RECORDS SUPPLIED:

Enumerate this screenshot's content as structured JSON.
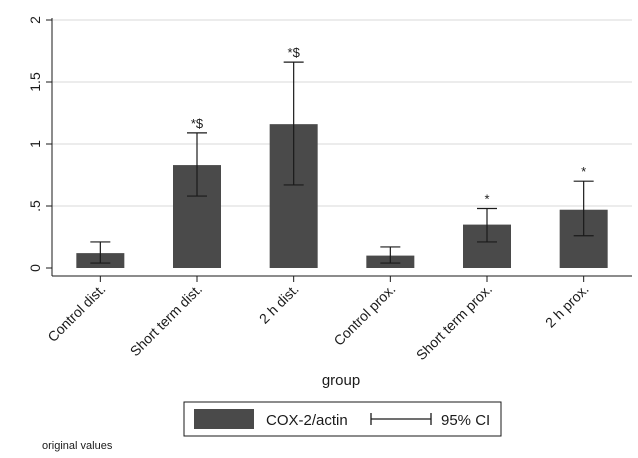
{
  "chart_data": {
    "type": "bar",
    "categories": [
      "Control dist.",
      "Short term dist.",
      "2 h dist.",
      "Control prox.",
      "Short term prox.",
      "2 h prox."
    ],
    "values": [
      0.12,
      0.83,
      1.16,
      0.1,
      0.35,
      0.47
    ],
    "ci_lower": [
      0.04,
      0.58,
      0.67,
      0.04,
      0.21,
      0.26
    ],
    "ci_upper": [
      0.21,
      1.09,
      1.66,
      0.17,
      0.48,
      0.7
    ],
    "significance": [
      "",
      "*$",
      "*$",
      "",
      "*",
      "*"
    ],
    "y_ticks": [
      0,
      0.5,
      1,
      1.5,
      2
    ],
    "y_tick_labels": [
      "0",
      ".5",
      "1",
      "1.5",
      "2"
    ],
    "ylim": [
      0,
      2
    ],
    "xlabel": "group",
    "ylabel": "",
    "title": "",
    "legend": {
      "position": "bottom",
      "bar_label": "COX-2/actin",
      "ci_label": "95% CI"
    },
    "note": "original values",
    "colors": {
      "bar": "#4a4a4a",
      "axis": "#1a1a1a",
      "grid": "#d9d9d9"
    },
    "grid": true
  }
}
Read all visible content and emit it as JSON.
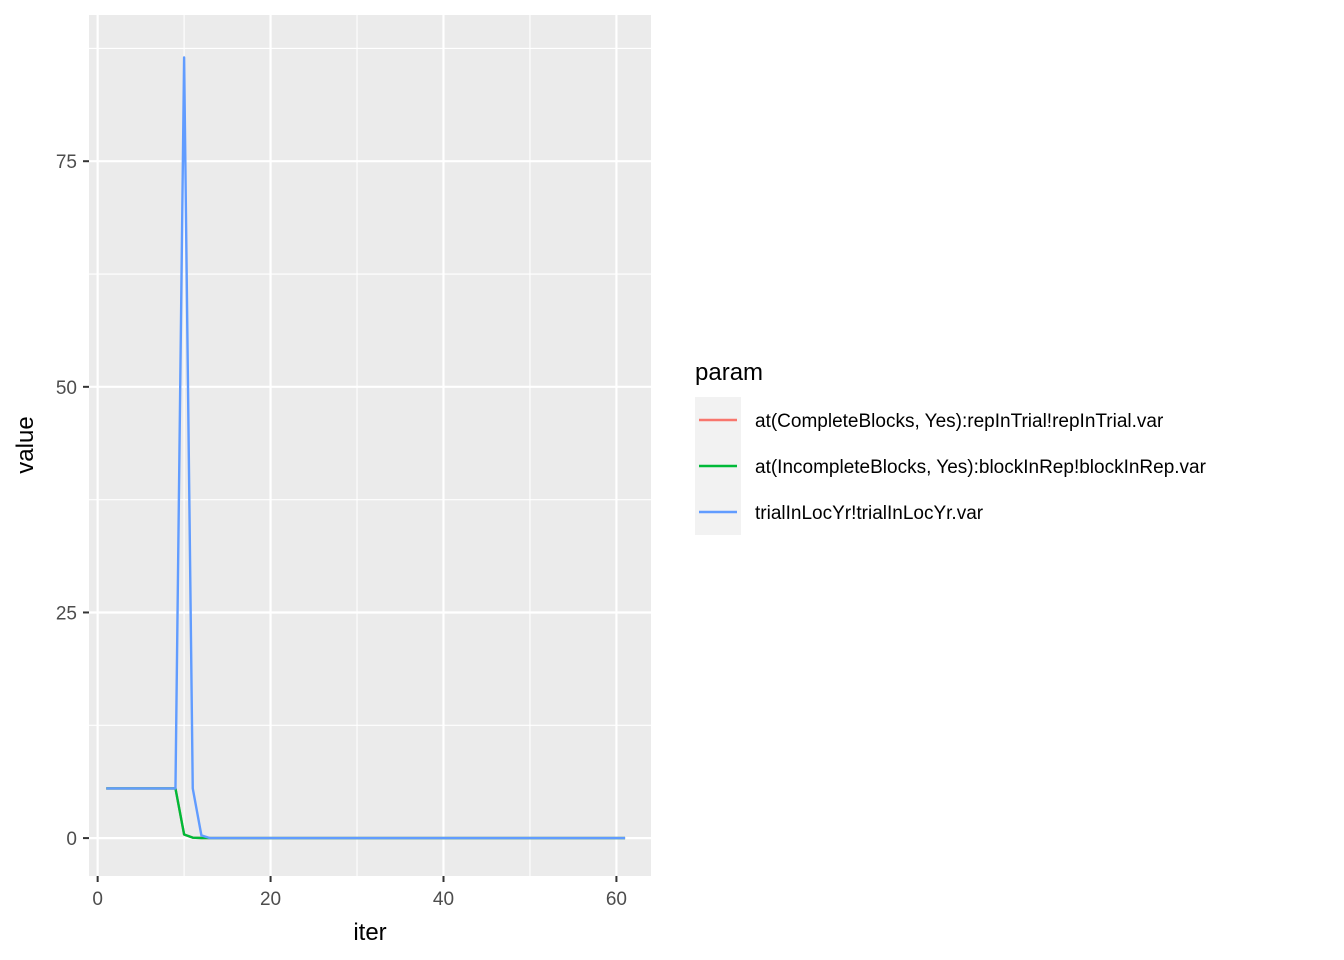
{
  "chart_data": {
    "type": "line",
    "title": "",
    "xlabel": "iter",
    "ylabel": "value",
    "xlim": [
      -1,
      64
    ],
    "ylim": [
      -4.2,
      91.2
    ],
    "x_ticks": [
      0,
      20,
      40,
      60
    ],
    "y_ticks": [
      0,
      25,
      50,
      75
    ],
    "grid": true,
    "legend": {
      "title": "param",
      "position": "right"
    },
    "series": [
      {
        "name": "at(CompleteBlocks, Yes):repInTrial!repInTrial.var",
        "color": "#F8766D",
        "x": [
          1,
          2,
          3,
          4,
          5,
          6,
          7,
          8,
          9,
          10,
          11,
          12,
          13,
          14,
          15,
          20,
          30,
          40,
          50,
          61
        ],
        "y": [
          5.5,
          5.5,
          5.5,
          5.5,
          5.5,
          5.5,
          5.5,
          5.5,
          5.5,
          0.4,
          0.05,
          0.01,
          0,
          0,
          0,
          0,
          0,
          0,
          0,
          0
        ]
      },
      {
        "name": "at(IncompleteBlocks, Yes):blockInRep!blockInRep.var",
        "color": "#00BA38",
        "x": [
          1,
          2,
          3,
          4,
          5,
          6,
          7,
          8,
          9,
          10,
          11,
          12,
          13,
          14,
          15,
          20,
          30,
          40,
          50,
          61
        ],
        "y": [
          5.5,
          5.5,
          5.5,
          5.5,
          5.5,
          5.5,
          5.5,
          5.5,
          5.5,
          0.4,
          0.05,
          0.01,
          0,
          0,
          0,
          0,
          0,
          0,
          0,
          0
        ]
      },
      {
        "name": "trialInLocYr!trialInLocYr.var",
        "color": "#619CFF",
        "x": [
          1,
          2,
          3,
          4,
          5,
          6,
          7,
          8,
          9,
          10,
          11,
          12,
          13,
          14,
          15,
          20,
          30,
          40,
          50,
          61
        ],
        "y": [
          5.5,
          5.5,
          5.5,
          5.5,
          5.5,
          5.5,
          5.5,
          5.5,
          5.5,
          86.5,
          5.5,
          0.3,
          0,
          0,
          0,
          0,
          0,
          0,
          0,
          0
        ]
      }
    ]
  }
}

PROBLEM REQUIREMENTS:
Without the pictures, write out the whole listing above exactly as it appears.

THE ANSWER:
Enumerate this screenshot's content as structured JSON.
{
  "chart_data": {
    "type": "bar",
    "categories": [
      "Control dist.",
      "Short term dist.",
      "2 h dist.",
      "Control prox.",
      "Short term prox.",
      "2 h prox."
    ],
    "values": [
      0.12,
      0.83,
      1.16,
      0.1,
      0.35,
      0.47
    ],
    "ci_lower": [
      0.04,
      0.58,
      0.67,
      0.04,
      0.21,
      0.26
    ],
    "ci_upper": [
      0.21,
      1.09,
      1.66,
      0.17,
      0.48,
      0.7
    ],
    "significance": [
      "",
      "*$",
      "*$",
      "",
      "*",
      "*"
    ],
    "y_ticks": [
      0,
      0.5,
      1,
      1.5,
      2
    ],
    "y_tick_labels": [
      "0",
      ".5",
      "1",
      "1.5",
      "2"
    ],
    "ylim": [
      0,
      2
    ],
    "xlabel": "group",
    "ylabel": "",
    "title": "",
    "legend": {
      "position": "bottom",
      "bar_label": "COX-2/actin",
      "ci_label": "95% CI"
    },
    "note": "original values",
    "colors": {
      "bar": "#4a4a4a",
      "axis": "#1a1a1a",
      "grid": "#d9d9d9"
    },
    "grid": true
  }
}
Read all visible content and emit it as JSON.
{
  "chart_data": {
    "type": "line",
    "title": "",
    "xlabel": "iter",
    "ylabel": "value",
    "xlim": [
      -1,
      64
    ],
    "ylim": [
      -4.2,
      91.2
    ],
    "x_ticks": [
      0,
      20,
      40,
      60
    ],
    "y_ticks": [
      0,
      25,
      50,
      75
    ],
    "grid": true,
    "legend": {
      "title": "param",
      "position": "right"
    },
    "series": [
      {
        "name": "at(CompleteBlocks, Yes):repInTrial!repInTrial.var",
        "color": "#F8766D",
        "x": [
          1,
          2,
          3,
          4,
          5,
          6,
          7,
          8,
          9,
          10,
          11,
          12,
          13,
          14,
          15,
          20,
          30,
          40,
          50,
          61
        ],
        "y": [
          5.5,
          5.5,
          5.5,
          5.5,
          5.5,
          5.5,
          5.5,
          5.5,
          5.5,
          0.4,
          0.05,
          0.01,
          0,
          0,
          0,
          0,
          0,
          0,
          0,
          0
        ]
      },
      {
        "name": "at(IncompleteBlocks, Yes):blockInRep!blockInRep.var",
        "color": "#00BA38",
        "x": [
          1,
          2,
          3,
          4,
          5,
          6,
          7,
          8,
          9,
          10,
          11,
          12,
          13,
          14,
          15,
          20,
          30,
          40,
          50,
          61
        ],
        "y": [
          5.5,
          5.5,
          5.5,
          5.5,
          5.5,
          5.5,
          5.5,
          5.5,
          5.5,
          0.4,
          0.05,
          0.01,
          0,
          0,
          0,
          0,
          0,
          0,
          0,
          0
        ]
      },
      {
        "name": "trialInLocYr!trialInLocYr.var",
        "color": "#619CFF",
        "x": [
          1,
          2,
          3,
          4,
          5,
          6,
          7,
          8,
          9,
          10,
          11,
          12,
          13,
          14,
          15,
          20,
          30,
          40,
          50,
          61
        ],
        "y": [
          5.5,
          5.5,
          5.5,
          5.5,
          5.5,
          5.5,
          5.5,
          5.5,
          5.5,
          86.5,
          5.5,
          0.3,
          0,
          0,
          0,
          0,
          0,
          0,
          0,
          0
        ]
      }
    ]
  }
}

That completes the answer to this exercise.